▶ REQUIRED TASK
Each record is to be transcribed exactly.

[Stored dataset items]
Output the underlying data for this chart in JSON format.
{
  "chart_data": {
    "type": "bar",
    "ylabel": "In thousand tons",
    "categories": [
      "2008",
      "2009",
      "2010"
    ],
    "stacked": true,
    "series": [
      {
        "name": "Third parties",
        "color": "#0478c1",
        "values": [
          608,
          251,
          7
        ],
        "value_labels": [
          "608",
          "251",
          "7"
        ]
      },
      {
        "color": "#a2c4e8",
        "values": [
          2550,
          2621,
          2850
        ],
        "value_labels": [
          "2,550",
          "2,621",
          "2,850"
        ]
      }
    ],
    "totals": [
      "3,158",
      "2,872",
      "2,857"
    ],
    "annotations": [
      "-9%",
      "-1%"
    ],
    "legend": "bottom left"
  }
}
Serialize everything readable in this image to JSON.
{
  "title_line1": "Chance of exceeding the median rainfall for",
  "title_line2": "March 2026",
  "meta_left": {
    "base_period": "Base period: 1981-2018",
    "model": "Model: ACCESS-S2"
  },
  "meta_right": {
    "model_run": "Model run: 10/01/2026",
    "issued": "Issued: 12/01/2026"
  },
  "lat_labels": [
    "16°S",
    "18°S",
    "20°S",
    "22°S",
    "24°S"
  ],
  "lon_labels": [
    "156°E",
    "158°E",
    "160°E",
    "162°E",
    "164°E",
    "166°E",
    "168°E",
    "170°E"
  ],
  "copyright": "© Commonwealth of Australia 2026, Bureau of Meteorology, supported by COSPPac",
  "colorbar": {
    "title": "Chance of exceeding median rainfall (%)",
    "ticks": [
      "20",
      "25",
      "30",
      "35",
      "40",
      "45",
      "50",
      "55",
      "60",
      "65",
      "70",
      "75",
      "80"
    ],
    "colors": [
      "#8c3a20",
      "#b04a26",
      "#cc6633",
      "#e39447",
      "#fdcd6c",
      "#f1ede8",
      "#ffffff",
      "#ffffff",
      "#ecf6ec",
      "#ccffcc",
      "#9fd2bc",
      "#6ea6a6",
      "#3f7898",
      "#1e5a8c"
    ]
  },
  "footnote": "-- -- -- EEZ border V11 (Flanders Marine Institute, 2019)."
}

▶ TASK SOLUTION
Output the underlying data for this chart in JSON format.
{
  "chart_data": {
    "type": "bar",
    "ylabel": "In thousand tons",
    "categories": [
      "2008",
      "2009",
      "2010"
    ],
    "stacked": true,
    "series": [
      {
        "name": "Third parties",
        "color": "#0478c1",
        "values": [
          608,
          251,
          7
        ],
        "value_labels": [
          "608",
          "251",
          "7"
        ]
      },
      {
        "color": "#a2c4e8",
        "values": [
          2550,
          2621,
          2850
        ],
        "value_labels": [
          "2,550",
          "2,621",
          "2,850"
        ]
      }
    ],
    "totals": [
      "3,158",
      "2,872",
      "2,857"
    ],
    "annotations": [
      "-9%",
      "-1%"
    ],
    "legend": "bottom left"
  }
}
Serialize everything readable in this image to JSON.
{
  "title_line1": "Chance of exceeding the median rainfall for",
  "title_line2": "March 2026",
  "meta_left": {
    "base_period": "Base period: 1981-2018",
    "model": "Model: ACCESS-S2"
  },
  "meta_right": {
    "model_run": "Model run: 10/01/2026",
    "issued": "Issued: 12/01/2026"
  },
  "lat_labels": [
    "16°S",
    "18°S",
    "20°S",
    "22°S",
    "24°S"
  ],
  "lon_labels": [
    "156°E",
    "158°E",
    "160°E",
    "162°E",
    "164°E",
    "166°E",
    "168°E",
    "170°E"
  ],
  "copyright": "© Commonwealth of Australia 2026, Bureau of Meteorology, supported by COSPPac",
  "colorbar": {
    "title": "Chance of exceeding median rainfall (%)",
    "ticks": [
      "20",
      "25",
      "30",
      "35",
      "40",
      "45",
      "50",
      "55",
      "60",
      "65",
      "70",
      "75",
      "80"
    ],
    "colors": [
      "#8c3a20",
      "#b04a26",
      "#cc6633",
      "#e39447",
      "#fdcd6c",
      "#f1ede8",
      "#ffffff",
      "#ffffff",
      "#ecf6ec",
      "#ccffcc",
      "#9fd2bc",
      "#6ea6a6",
      "#3f7898",
      "#1e5a8c"
    ]
  },
  "footnote": "-- -- -- EEZ border V11 (Flanders Marine Institute, 2019)."
}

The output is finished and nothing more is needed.